What is asked: Please extract the lines of the listing below, starting at the line containing "- cell: 0.0: [182, 386, 198, 398]" and ending at the line containing "- y-tick-label: 5.0: [21, 302, 36, 314]", including both of those lines, and reproduce them without any changes.

Element box listing
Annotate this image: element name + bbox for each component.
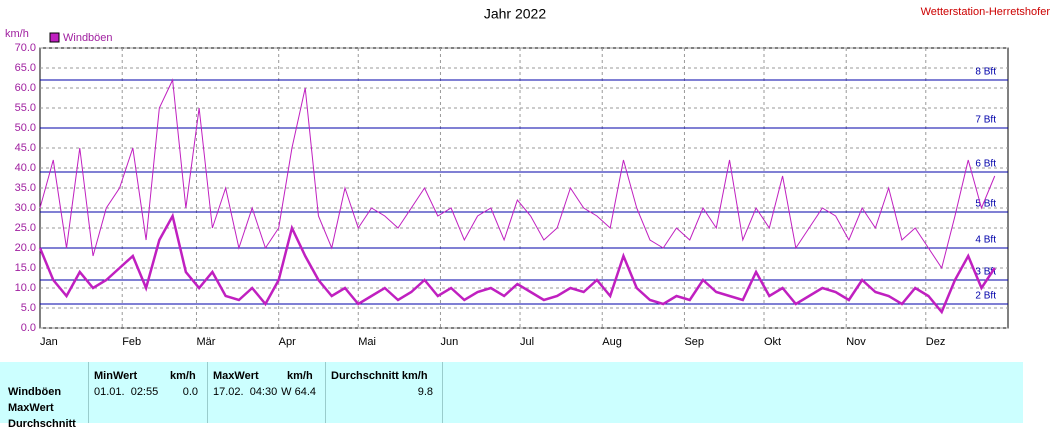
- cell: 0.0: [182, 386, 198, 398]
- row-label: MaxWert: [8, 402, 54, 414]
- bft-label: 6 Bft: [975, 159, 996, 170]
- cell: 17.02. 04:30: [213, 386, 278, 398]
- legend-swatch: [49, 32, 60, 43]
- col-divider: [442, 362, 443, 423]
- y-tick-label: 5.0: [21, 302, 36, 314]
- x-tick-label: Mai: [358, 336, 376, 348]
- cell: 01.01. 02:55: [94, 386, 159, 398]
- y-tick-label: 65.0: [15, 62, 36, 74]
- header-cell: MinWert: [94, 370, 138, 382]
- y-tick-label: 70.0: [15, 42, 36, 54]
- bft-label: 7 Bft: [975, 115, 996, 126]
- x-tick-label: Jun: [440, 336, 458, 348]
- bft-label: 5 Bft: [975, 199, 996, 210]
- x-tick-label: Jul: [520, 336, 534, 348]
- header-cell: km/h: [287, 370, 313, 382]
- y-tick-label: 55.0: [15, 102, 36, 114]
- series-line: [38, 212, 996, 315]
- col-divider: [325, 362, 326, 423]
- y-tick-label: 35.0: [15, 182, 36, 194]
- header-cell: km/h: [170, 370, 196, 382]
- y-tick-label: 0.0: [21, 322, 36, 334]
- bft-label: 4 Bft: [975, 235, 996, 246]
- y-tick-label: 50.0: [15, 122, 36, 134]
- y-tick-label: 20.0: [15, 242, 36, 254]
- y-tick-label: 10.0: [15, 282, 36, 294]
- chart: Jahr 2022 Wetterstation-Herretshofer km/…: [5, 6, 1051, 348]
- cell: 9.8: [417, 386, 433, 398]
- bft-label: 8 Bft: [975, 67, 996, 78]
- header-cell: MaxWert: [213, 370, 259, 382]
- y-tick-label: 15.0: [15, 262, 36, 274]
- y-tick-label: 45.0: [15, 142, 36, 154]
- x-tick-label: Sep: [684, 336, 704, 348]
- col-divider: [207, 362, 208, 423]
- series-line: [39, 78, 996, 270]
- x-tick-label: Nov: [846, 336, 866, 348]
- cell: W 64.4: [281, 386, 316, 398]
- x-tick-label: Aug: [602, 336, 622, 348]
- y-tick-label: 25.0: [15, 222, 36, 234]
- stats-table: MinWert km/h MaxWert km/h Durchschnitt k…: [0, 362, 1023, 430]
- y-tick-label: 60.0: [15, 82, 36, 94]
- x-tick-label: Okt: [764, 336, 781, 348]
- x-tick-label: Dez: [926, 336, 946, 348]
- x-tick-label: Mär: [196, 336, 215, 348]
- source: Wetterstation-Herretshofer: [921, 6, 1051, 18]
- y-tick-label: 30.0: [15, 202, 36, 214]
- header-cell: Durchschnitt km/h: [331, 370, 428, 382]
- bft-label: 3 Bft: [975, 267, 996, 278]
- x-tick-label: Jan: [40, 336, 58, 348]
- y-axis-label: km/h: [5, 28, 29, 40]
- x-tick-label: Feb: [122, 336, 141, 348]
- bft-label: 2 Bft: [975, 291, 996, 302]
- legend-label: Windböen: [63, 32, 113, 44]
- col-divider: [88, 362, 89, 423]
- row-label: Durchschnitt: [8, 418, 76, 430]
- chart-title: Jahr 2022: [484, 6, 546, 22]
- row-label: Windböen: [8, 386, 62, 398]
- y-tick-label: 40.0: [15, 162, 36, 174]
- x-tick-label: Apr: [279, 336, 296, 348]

Result for this task:
- cell: 0.0: [182, 386, 198, 398]
- row-label: MaxWert: [8, 402, 54, 414]
- bft-label: 6 Bft: [975, 159, 996, 170]
- cell: 17.02. 04:30: [213, 386, 278, 398]
- legend-swatch: [49, 32, 60, 43]
- col-divider: [442, 362, 443, 423]
- y-tick-label: 5.0: [21, 302, 36, 314]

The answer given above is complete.